WORK TO DO:
Keep only the lines of the listing that include the word "document", and copy them.

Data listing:
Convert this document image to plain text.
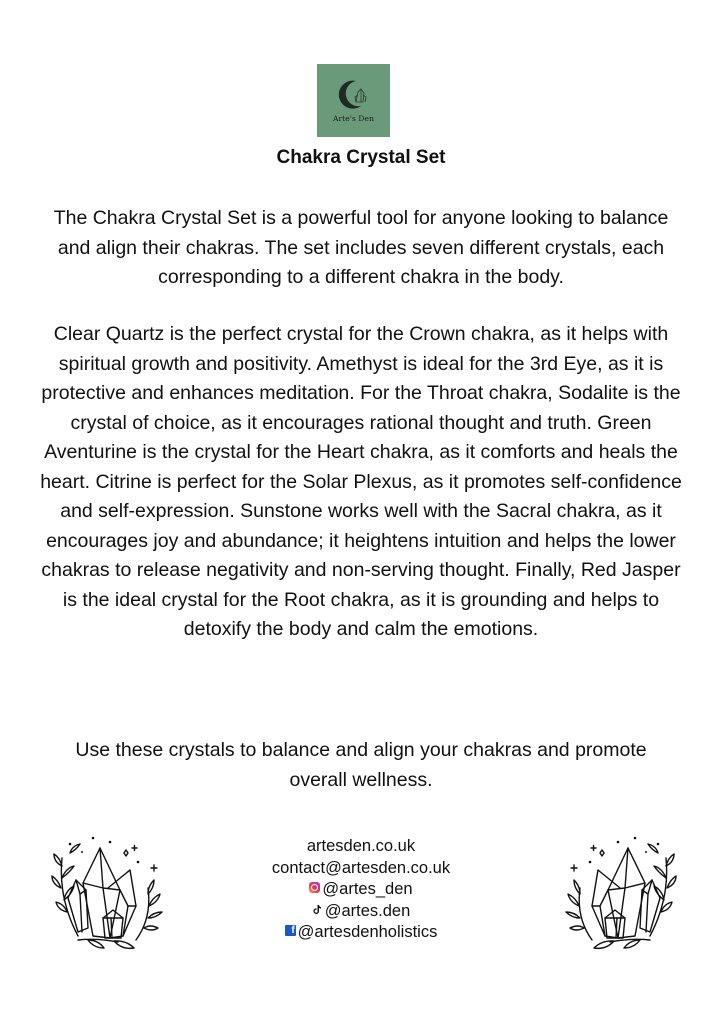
Arte's Den
Chakra Crystal Set

The Chakra Crystal Set is a powerful tool for anyone looking to balance and align their chakras. The set includes seven different crystals, each corresponding to a different chakra in the body.

Clear Quartz is the perfect crystal for the Crown chakra, as it helps with spiritual growth and positivity. Amethyst is ideal for the 3rd Eye, as it is protective and enhances meditation. For the Throat chakra, Sodalite is the crystal of choice, as it encourages rational thought and truth. Green Aventurine is the crystal for the Heart chakra, as it comforts and heals the heart. Citrine is perfect for the Solar Plexus, as it promotes self-confidence and self-expression. Sunstone works well with the Sacral chakra, as it encourages joy and abundance; it heightens intuition and helps the lower chakras to release negativity and non-serving thought. Finally, Red Jasper is the ideal crystal for the Root chakra, as it is grounding and helps to detoxify the body and calm the emotions.

Use these crystals to balance and align your chakras and promote overall wellness.

artesden.co.uk
contact@artesden.co.uk
@artes_den
@artes.den
f @artesdenholistics
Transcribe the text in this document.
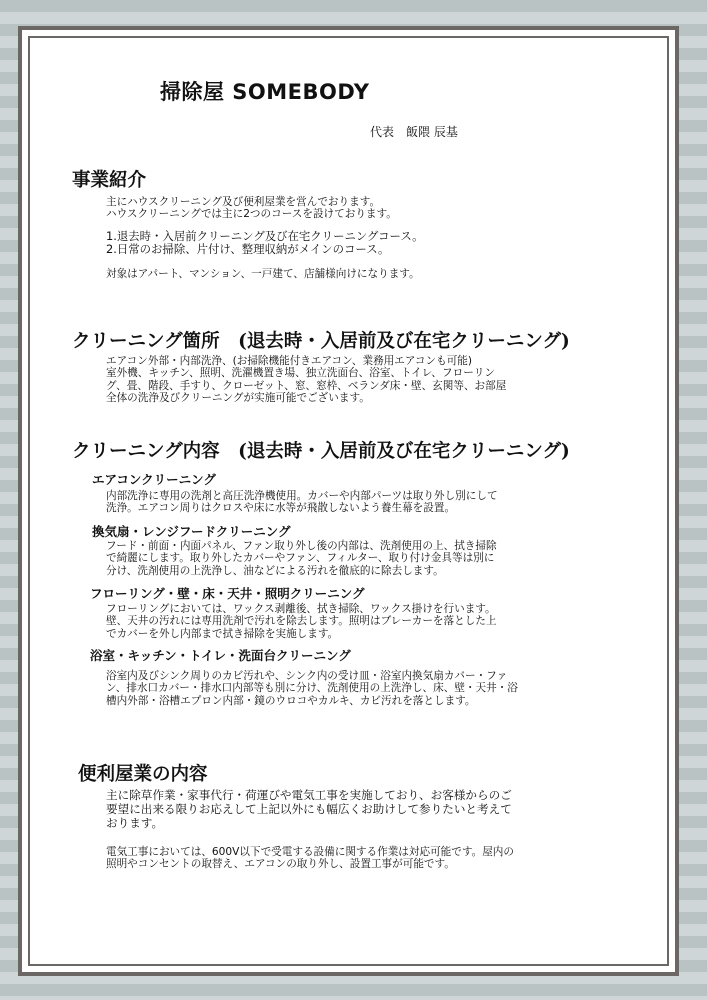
掃除屋 SOMEBODY
代表　飯隈 辰基
事業紹介
主にハウスクリーニング及び便利屋業を営んでおります。
ハウスクリーニングでは主に2つのコースを設けております。
1.退去時・入居前クリーニング及び在宅クリーニングコース。
2.日常のお掃除、片付け、整理収納がメインのコース。
対象はアパート、マンション、一戸建て、店舗様向けになります。
クリーニング箇所　(退去時・入居前及び在宅クリーニング)
エアコン外部・内部洗浄、(お掃除機能付きエアコン、業務用エアコンも可能)
室外機、キッチン、照明、洗濯機置き場、独立洗面台、浴室、トイレ、フローリン
グ、畳、階段、手すり、クローゼット、窓、窓枠、ベランダ床・壁、玄関等、お部屋
全体の洗浄及びクリーニングが实施可能でございます。
クリーニング内容　(退去時・入居前及び在宅クリーニング)
エアコンクリーニング
内部洗浄に専用の洗剤と高圧洗浄機使用。カバーや内部パーツは取り外し別にして
洗浄。エアコン周りはクロスや床に水等が飛散しないよう養生幕を設置。
換気扇・レンジフードクリーニング
フード・前面・内面パネル、ファン取り外し後の内部は、洗剤使用の上、拭き掃除
で綺麗にします。取り外したカバーやファン、フィルター、取り付け金具等は別に
分け、洗剤使用の上洗浄し、油などによる汚れを徹底的に除去します。
フローリング・壁・床・天井・照明クリーニング
フローリングにおいては、ワックス剥離後、拭き掃除、ワックス掛けを行います。
壁、天井の汚れには専用洗剤で汚れを除去します。照明はブレーカーを落とした上
でカバーを外し内部まで拭き掃除を実施します。
浴室・キッチン・トイレ・洗面台クリーニング
浴室内及びシンク周りのカビ汚れや、シンク内の受け皿・浴室内換気扇カバー・ファ
ン、排水口カバー・排水口内部等も別に分け、洗剤使用の上洗浄し、床、壁・天井・浴
槽内外部・浴槽エプロン内部・鏡のウロコやカルキ、カビ汚れを落とします。
便利屋業の内容
主に除草作業・家事代行・荷運びや電気工事を実施しており、お客様からのご
要望に出来る限りお応えして上記以外にも幅広くお助けして参りたいと考えて
おります。
電気工事においては、600V以下で受電する設備に関する作業は対応可能です。屋内の
照明やコンセントの取替え、エアコンの取り外し、設置工事が可能です。
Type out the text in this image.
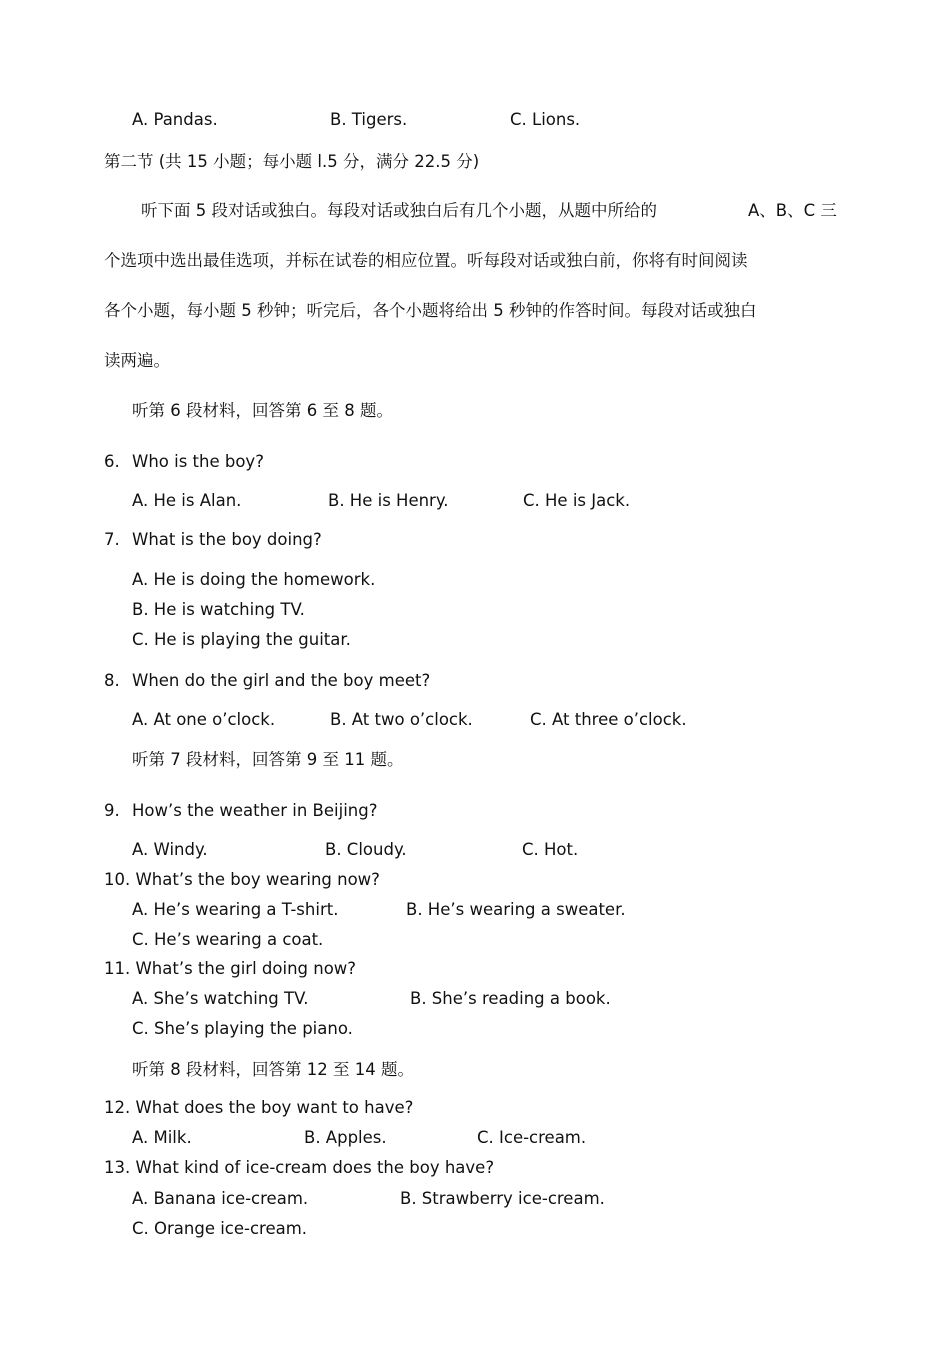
A. Pandas.	B. Tigers.	C. Lions.
第二节 (共 15 小题；每小题 l.5 分，满分 22.5 分)
听下面 5 段对话或独白。每段对话或独白后有几个小题，从题中所给的	A、B、C 三
个选项中选出最佳选项，并标在试卷的相应位置。听每段对话或独白前，你将有时间阅读
各个小题，每小题 5 秒钟；听完后，各个小题将给出 5 秒钟的作答时间。每段对话或独白
读两遍。
听第 6 段材料，回答第 6 至 8 题。
6. Who is the boy?
A. He is Alan.	B. He is Henry.	C. He is Jack.
7. What is the boy doing?
A. He is doing the homework.
B. He is watching TV.
C. He is playing the guitar.
8. When do the girl and the boy meet?
A. At one o’clock.	B. At two o’clock.	C. At three o’clock.
听第 7 段材料，回答第 9 至 11 题。
9. How’s the weather in Beijing?
A. Windy.	B. Cloudy.	C. Hot.
10. What’s the boy wearing now?
A. He’s wearing a T-shirt.	B. He’s wearing a sweater.
C. He’s wearing a coat.
11. What’s the girl doing now?
A. She’s watching TV.	B. She’s reading a book.
C. She’s playing the piano.
听第 8 段材料，回答第 12 至 14 题。
12. What does the boy want to have?
A. Milk.	B. Apples.	C. Ice-cream.
13. What kind of ice-cream does the boy have?
A. Banana ice-cream.	B. Strawberry ice-cream.
C. Orange ice-cream.
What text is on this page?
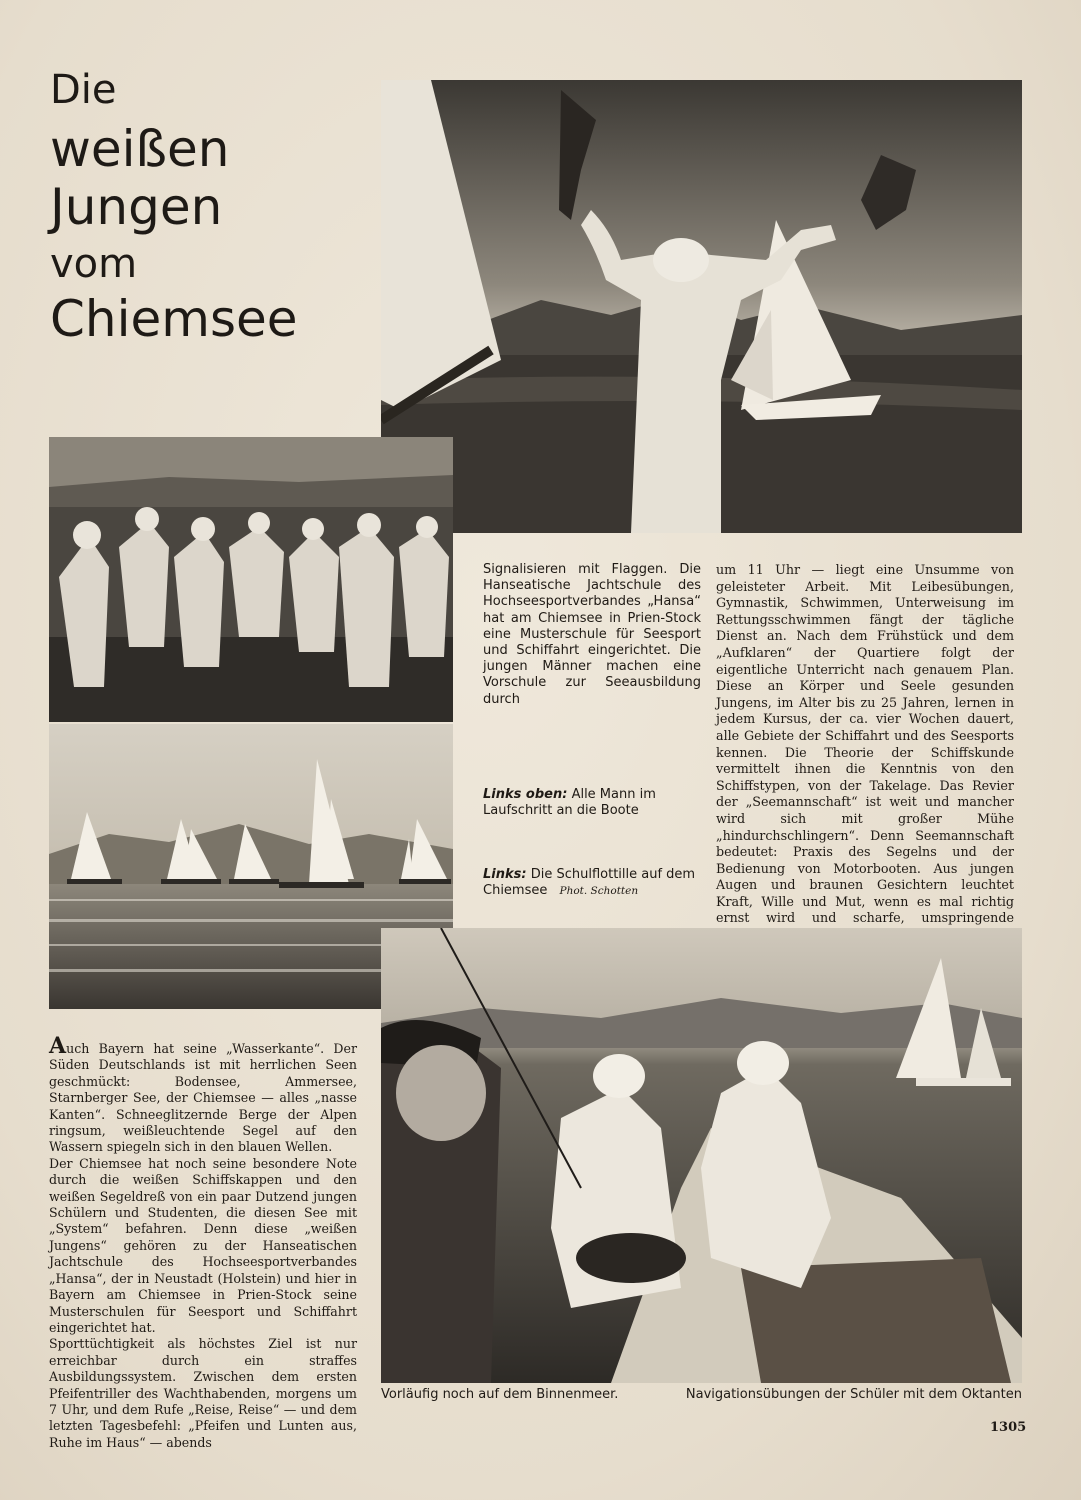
Die
weißen
Jungen
vom
Chiemsee

Signalisieren mit Flaggen. Die Hanseatische Jachtschule des Hochseesportverbandes „Hansa“ hat am Chiemsee in Prien-Stock eine Musterschule für Seesport und Schiffahrt eingerichtet. Die jungen Männer machen eine Vorschule zur Seeausbildung durch

Links oben: Alle Mann im Laufschritt an die Boote
Links: Die Schulflottille auf dem Chiemsee Phot. Schotten

um 11 Uhr — liegt eine Unsumme von geleisteter Arbeit. Mit Leibesübungen, Gymnastik, Schwimmen, Unterweisung im Rettungsschwimmen fängt der tägliche Dienst an. Nach dem Frühstück und dem „Aufklaren“ der Quartiere folgt der eigentliche Unterricht nach genauem Plan. Diese an Körper und Seele gesunden Jungens, im Alter bis zu 25 Jahren, lernen in jedem Kursus, der ca. vier Wochen dauert, alle Gebiete der Schiffahrt und des Seesports kennen. Die Theorie der Schiffskunde vermittelt ihnen die Kenntnis von den Schiffstypen, von der Takelage. Das Revier der „Seemannschaft“ ist weit und mancher wird sich mit großer Mühe „hindurchschlingern“. Denn Seemannschaft bedeutet: Praxis des Segelns und der Bedienung von Motorbooten. Aus jungen Augen und braunen Gesichtern leuchtet Kraft, Wille und Mut, wenn es mal richtig ernst wird und scharfe, umspringende

Auch Bayern hat seine „Wasserkante“. Der Süden Deutschlands ist mit herrlichen Seen geschmückt: Bodensee, Ammersee, Starnberger See, der Chiemsee — alles „nasse Kanten“. Schneeglitzernde Berge der Alpen ringsum, weißleuchtende Segel auf den Wassern spiegeln sich in den blauen Wellen.

Der Chiemsee hat noch seine besondere Note durch die weißen Schiffskappen und den weißen Segeldreß von ein paar Dutzend jungen Schülern und Studenten, die diesen See mit „System“ befahren. Denn diese „weißen Jungens“ gehören zu der Hanseatischen Jachtschule des Hochseesportverbandes „Hansa“, der in Neustadt (Holstein) und hier in Bayern am Chiemsee in Prien-Stock seine Musterschulen für Seesport und Schiffahrt eingerichtet hat.

Sporttüchtigkeit als höchstes Ziel ist nur erreichbar durch ein straffes Ausbildungssystem. Zwischen dem ersten Pfeifentriller des Wachthabenden, morgens um 7 Uhr, und dem Rufe „Reise, Reise“ — und dem letzten Tagesbefehl: „Pfeifen und Lunten aus, Ruhe im Haus“ — abends

Vorläufig noch auf dem Binnenmeer.	Navigationsübungen der Schüler mit dem Oktanten
1305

EXPECTED ANSWER:
Convert this document image to plain text.
Transcribe the text in this document.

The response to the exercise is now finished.